To be done:
All the data below goes into the copy word for word, but the pictures don't.

Stored entries:
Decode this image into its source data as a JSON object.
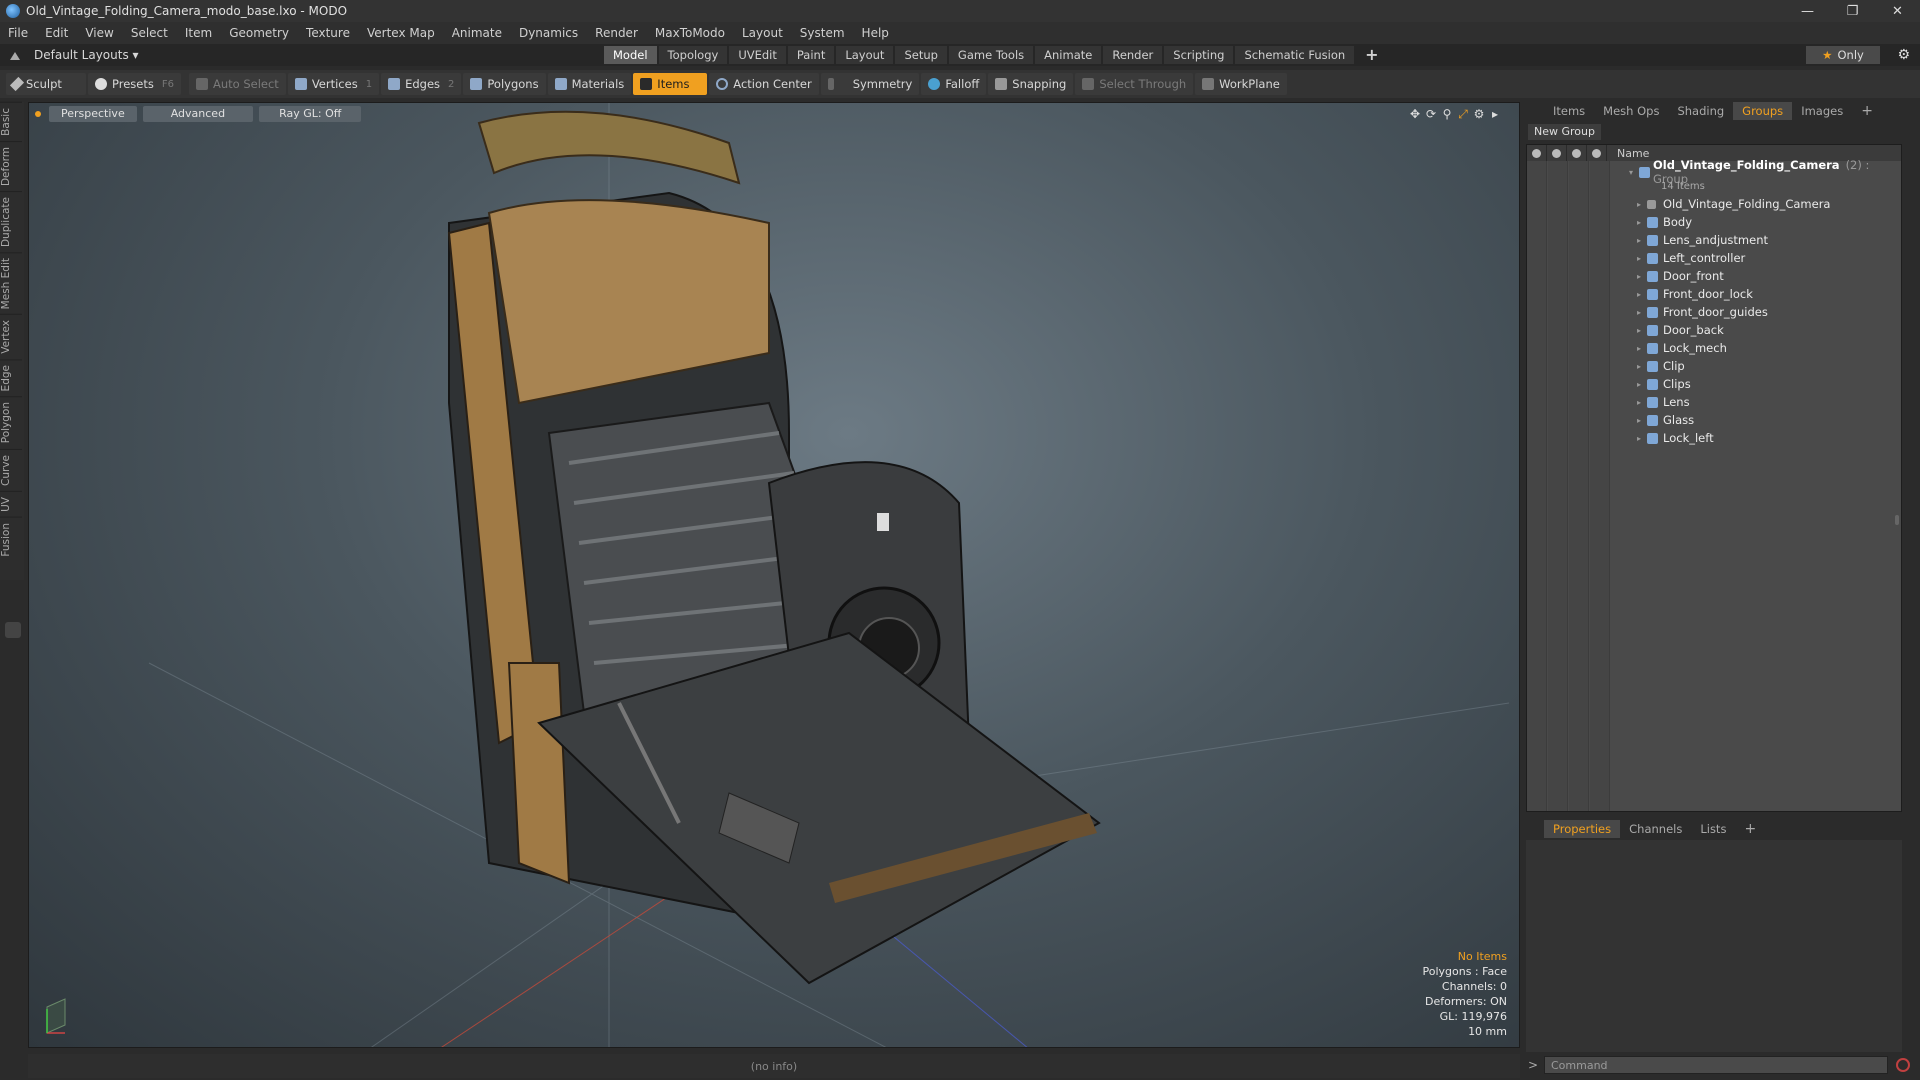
{
  "window": {
    "title": "Old_Vintage_Folding_Camera_modo_base.lxo - MODO"
  },
  "menu": [
    "File",
    "Edit",
    "View",
    "Select",
    "Item",
    "Geometry",
    "Texture",
    "Vertex Map",
    "Animate",
    "Dynamics",
    "Render",
    "MaxToModo",
    "Layout",
    "System",
    "Help"
  ],
  "layouts": {
    "selector": "Default Layouts ▾",
    "tabs": [
      "Model",
      "Topology",
      "UVEdit",
      "Paint",
      "Layout",
      "Setup",
      "Game Tools",
      "Animate",
      "Render",
      "Scripting",
      "Schematic Fusion"
    ],
    "active_tab": "Model",
    "plus": "+",
    "only_star": "★",
    "only_label": "Only"
  },
  "toolbar": {
    "sculpt": "Sculpt",
    "presets": "Presets",
    "presets_key": "F6",
    "auto_select": "Auto Select",
    "vertices": "Vertices",
    "vertices_key": "1",
    "edges": "Edges",
    "edges_key": "2",
    "polygons": "Polygons",
    "materials": "Materials",
    "items": "Items",
    "action_center": "Action Center",
    "symmetry": "Symmetry",
    "falloff": "Falloff",
    "snapping": "Snapping",
    "select_through": "Select Through",
    "workplane": "WorkPlane"
  },
  "left_tabs": [
    "Basic",
    "Deform",
    "Duplicate",
    "Mesh Edit",
    "Vertex",
    "Edge",
    "Polygon",
    "Curve",
    "UV",
    "Fusion"
  ],
  "viewport": {
    "view": "Perspective",
    "shading": "Advanced",
    "raygl": "Ray GL: Off",
    "stats": [
      "No Items",
      "Polygons : Face",
      "Channels: 0",
      "Deformers: ON",
      "GL: 119,976",
      "10 mm"
    ]
  },
  "status": {
    "info": "(no info)"
  },
  "right_panel": {
    "tabs": [
      "Items",
      "Mesh Ops",
      "Shading",
      "Groups",
      "Images"
    ],
    "active_tab": "Groups",
    "new_group": "New Group",
    "column_name": "Name",
    "group": {
      "name": "Old_Vintage_Folding_Camera",
      "count": "(2) : Group",
      "sub": "14 Items"
    },
    "items": [
      "Old_Vintage_Folding_Camera",
      "Body",
      "Lens_andjustment",
      "Left_controller",
      "Door_front",
      "Front_door_lock",
      "Front_door_guides",
      "Door_back",
      "Lock_mech",
      "Clip",
      "Clips",
      "Lens",
      "Glass",
      "Lock_left"
    ]
  },
  "properties_panel": {
    "tabs": [
      "Properties",
      "Channels",
      "Lists"
    ],
    "active_tab": "Properties"
  },
  "command": {
    "placeholder": "Command",
    "prompt": ">"
  },
  "colors": {
    "accent": "#f0a020",
    "panel": "#2b2b2b",
    "viewport": "#4b575f"
  }
}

Answer below:
Decode this image into its source data as a JSON object.
{
  "window": {
    "title": "Old_Vintage_Folding_Camera_modo_base.lxo - MODO"
  },
  "menu": [
    "File",
    "Edit",
    "View",
    "Select",
    "Item",
    "Geometry",
    "Texture",
    "Vertex Map",
    "Animate",
    "Dynamics",
    "Render",
    "MaxToModo",
    "Layout",
    "System",
    "Help"
  ],
  "layouts": {
    "selector": "Default Layouts ▾",
    "tabs": [
      "Model",
      "Topology",
      "UVEdit",
      "Paint",
      "Layout",
      "Setup",
      "Game Tools",
      "Animate",
      "Render",
      "Scripting",
      "Schematic Fusion"
    ],
    "active_tab": "Model",
    "plus": "+",
    "only_star": "★",
    "only_label": "Only"
  },
  "toolbar": {
    "sculpt": "Sculpt",
    "presets": "Presets",
    "presets_key": "F6",
    "auto_select": "Auto Select",
    "vertices": "Vertices",
    "vertices_key": "1",
    "edges": "Edges",
    "edges_key": "2",
    "polygons": "Polygons",
    "materials": "Materials",
    "items": "Items",
    "action_center": "Action Center",
    "symmetry": "Symmetry",
    "falloff": "Falloff",
    "snapping": "Snapping",
    "select_through": "Select Through",
    "workplane": "WorkPlane"
  },
  "left_tabs": [
    "Basic",
    "Deform",
    "Duplicate",
    "Mesh Edit",
    "Vertex",
    "Edge",
    "Polygon",
    "Curve",
    "UV",
    "Fusion"
  ],
  "viewport": {
    "view": "Perspective",
    "shading": "Advanced",
    "raygl": "Ray GL: Off",
    "stats": [
      "No Items",
      "Polygons : Face",
      "Channels: 0",
      "Deformers: ON",
      "GL: 119,976",
      "10 mm"
    ]
  },
  "status": {
    "info": "(no info)"
  },
  "right_panel": {
    "tabs": [
      "Items",
      "Mesh Ops",
      "Shading",
      "Groups",
      "Images"
    ],
    "active_tab": "Groups",
    "new_group": "New Group",
    "column_name": "Name",
    "group": {
      "name": "Old_Vintage_Folding_Camera",
      "count": "(2) : Group",
      "sub": "14 Items"
    },
    "items": [
      "Old_Vintage_Folding_Camera",
      "Body",
      "Lens_andjustment",
      "Left_controller",
      "Door_front",
      "Front_door_lock",
      "Front_door_guides",
      "Door_back",
      "Lock_mech",
      "Clip",
      "Clips",
      "Lens",
      "Glass",
      "Lock_left"
    ]
  },
  "properties_panel": {
    "tabs": [
      "Properties",
      "Channels",
      "Lists"
    ],
    "active_tab": "Properties"
  },
  "command": {
    "placeholder": "Command",
    "prompt": ">"
  },
  "colors": {
    "accent": "#f0a020",
    "panel": "#2b2b2b",
    "viewport": "#4b575f"
  }
}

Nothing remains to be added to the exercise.